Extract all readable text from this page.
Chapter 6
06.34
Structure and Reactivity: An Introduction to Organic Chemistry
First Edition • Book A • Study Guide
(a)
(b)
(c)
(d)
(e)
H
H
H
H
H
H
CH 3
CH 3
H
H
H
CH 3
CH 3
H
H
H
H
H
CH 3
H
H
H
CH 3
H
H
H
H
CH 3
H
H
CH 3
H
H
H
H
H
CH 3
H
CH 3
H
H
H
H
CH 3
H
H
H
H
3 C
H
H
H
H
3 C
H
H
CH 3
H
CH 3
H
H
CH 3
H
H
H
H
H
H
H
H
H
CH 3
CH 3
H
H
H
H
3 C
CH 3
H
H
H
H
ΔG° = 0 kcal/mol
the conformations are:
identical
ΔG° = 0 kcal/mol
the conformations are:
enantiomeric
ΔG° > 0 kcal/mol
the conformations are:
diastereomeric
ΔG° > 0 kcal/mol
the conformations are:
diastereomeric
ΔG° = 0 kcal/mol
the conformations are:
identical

....................

■ STATED PROBLEM:
All of the entries above must be quoted exactly.

■ SOLUTION TO THIS PROBLEM:
Extract all readable text from this page.
Chapter 6
06.34
Structure and Reactivity: An Introduction to Organic Chemistry
First Edition • Book A • Study Guide
(a)
(b)
(c)
(d)
(e)
H
H
H
H
H
H
CH 3
CH 3
H
H
H
CH 3
CH 3
H
H
H
H
H
CH 3
H
H
H
CH 3
H
H
H
H
CH 3
H
H
CH 3
H
H
H
H
H
CH 3
H
CH 3
H
H
H
H
CH 3
H
H
H
H
3 C
H
H
H
H
3 C
H
H
CH 3
H
CH 3
H
H
CH 3
H
H
H
H
H
H
H
H
H
CH 3
CH 3
H
H
H
H
3 C
CH 3
H
H
H
H
ΔG° = 0 kcal/mol
the conformations are:
identical
ΔG° = 0 kcal/mol
the conformations are:
enantiomeric
ΔG° > 0 kcal/mol
the conformations are:
diastereomeric
ΔG° > 0 kcal/mol
the conformations are:
diastereomeric
ΔG° = 0 kcal/mol
the conformations are:
identical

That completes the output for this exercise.